_EXERCISE MATERIAL_.
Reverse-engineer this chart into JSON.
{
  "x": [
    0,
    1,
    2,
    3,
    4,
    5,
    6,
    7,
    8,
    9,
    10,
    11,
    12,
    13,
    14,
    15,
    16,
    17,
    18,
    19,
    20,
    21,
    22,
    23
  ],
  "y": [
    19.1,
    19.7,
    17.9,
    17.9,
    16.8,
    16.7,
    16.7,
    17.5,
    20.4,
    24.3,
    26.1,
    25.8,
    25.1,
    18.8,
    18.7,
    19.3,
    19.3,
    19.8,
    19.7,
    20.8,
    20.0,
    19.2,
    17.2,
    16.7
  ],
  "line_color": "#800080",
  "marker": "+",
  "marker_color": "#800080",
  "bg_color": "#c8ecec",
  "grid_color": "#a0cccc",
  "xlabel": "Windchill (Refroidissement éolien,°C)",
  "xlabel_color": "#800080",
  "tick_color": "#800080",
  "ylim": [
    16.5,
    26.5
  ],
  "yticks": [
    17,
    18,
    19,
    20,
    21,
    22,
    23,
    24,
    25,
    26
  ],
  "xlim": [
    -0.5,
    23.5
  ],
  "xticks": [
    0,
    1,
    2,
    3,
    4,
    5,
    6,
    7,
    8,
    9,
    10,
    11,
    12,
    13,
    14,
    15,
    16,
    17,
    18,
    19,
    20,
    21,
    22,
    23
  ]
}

_GIVEN TASK_. Restate the listing in full, word for word.

_CORRECT RESPONSE_.
Reverse-engineer this chart into JSON.
{
  "x": [
    0,
    1,
    2,
    3,
    4,
    5,
    6,
    7,
    8,
    9,
    10,
    11,
    12,
    13,
    14,
    15,
    16,
    17,
    18,
    19,
    20,
    21,
    22,
    23
  ],
  "y": [
    19.1,
    19.7,
    17.9,
    17.9,
    16.8,
    16.7,
    16.7,
    17.5,
    20.4,
    24.3,
    26.1,
    25.8,
    25.1,
    18.8,
    18.7,
    19.3,
    19.3,
    19.8,
    19.7,
    20.8,
    20.0,
    19.2,
    17.2,
    16.7
  ],
  "line_color": "#800080",
  "marker": "+",
  "marker_color": "#800080",
  "bg_color": "#c8ecec",
  "grid_color": "#a0cccc",
  "xlabel": "Windchill (Refroidissement éolien,°C)",
  "xlabel_color": "#800080",
  "tick_color": "#800080",
  "ylim": [
    16.5,
    26.5
  ],
  "yticks": [
    17,
    18,
    19,
    20,
    21,
    22,
    23,
    24,
    25,
    26
  ],
  "xlim": [
    -0.5,
    23.5
  ],
  "xticks": [
    0,
    1,
    2,
    3,
    4,
    5,
    6,
    7,
    8,
    9,
    10,
    11,
    12,
    13,
    14,
    15,
    16,
    17,
    18,
    19,
    20,
    21,
    22,
    23
  ]
}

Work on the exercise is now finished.